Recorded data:
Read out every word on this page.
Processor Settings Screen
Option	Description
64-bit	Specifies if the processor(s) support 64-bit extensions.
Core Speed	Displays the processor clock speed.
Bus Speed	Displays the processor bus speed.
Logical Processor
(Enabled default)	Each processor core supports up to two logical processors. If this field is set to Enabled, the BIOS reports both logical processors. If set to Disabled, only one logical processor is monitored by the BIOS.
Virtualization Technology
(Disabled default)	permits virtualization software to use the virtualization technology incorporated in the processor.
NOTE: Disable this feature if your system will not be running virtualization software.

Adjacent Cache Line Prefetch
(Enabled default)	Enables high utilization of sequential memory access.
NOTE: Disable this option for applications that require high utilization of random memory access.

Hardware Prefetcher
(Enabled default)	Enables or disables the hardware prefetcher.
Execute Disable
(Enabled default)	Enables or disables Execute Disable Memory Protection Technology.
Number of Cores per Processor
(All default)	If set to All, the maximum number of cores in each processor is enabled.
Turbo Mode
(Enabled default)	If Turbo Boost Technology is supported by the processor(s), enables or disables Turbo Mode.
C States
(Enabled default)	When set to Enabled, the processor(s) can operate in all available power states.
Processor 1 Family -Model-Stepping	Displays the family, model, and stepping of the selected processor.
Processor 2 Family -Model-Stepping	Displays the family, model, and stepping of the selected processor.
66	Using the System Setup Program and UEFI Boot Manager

**Written request**
Output the records verbatim, from the first line to the last.

**Response**
Read out every word on this page.
Processor Settings Screen
Option	Description
64-bit	Specifies if the processor(s) support 64-bit extensions.
Core Speed	Displays the processor clock speed.
Bus Speed	Displays the processor bus speed.
Logical Processor
(Enabled default)	Each processor core supports up to two logical processors. If this field is set to Enabled, the BIOS reports both logical processors. If set to Disabled, only one logical processor is monitored by the BIOS.
Virtualization Technology
(Disabled default)	permits virtualization software to use the virtualization technology incorporated in the processor.
NOTE: Disable this feature if your system will not be running virtualization software.

Adjacent Cache Line Prefetch
(Enabled default)	Enables high utilization of sequential memory access.
NOTE: Disable this option for applications that require high utilization of random memory access.

Hardware Prefetcher
(Enabled default)	Enables or disables the hardware prefetcher.
Execute Disable
(Enabled default)	Enables or disables Execute Disable Memory Protection Technology.
Number of Cores per Processor
(All default)	If set to All, the maximum number of cores in each processor is enabled.
Turbo Mode
(Enabled default)	If Turbo Boost Technology is supported by the processor(s), enables or disables Turbo Mode.
C States
(Enabled default)	When set to Enabled, the processor(s) can operate in all available power states.
Processor 1 Family -Model-Stepping	Displays the family, model, and stepping of the selected processor.
Processor 2 Family -Model-Stepping	Displays the family, model, and stepping of the selected processor.
66	Using the System Setup Program and UEFI Boot Manager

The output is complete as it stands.